* Start *

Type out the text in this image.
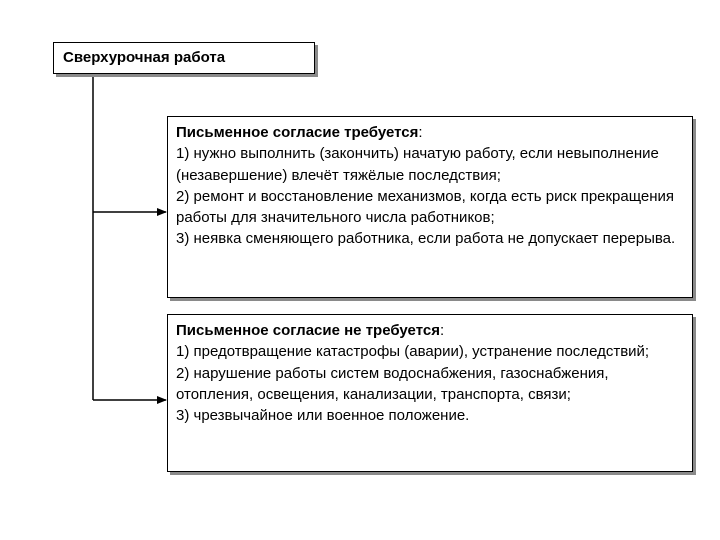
Сверхурочная работа

Письменное согласие требуется:

1) нужно выполнить (закончить) начатую работу, если невыполнение (незавершение) влечёт тяжёлые последствия;

2) ремонт и восстановление механизмов, когда есть риск прекращения работы для значительного числа работников;

3) неявка сменяющего работника, если работа не допускает перерыва.

Письменное согласие не требуется:

1) предотвращение катастрофы (аварии), устранение последствий;

2) нарушение работы систем водоснабжения, газоснабжения, отопления, освещения, канализации, транспорта, связи;

3) чрезвычайное или военное положение.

* End *

(TO BE DONE) Tell how many lines in the material above include the word "Письменное", giving the number only.

(FINISHED EXERCISE) 2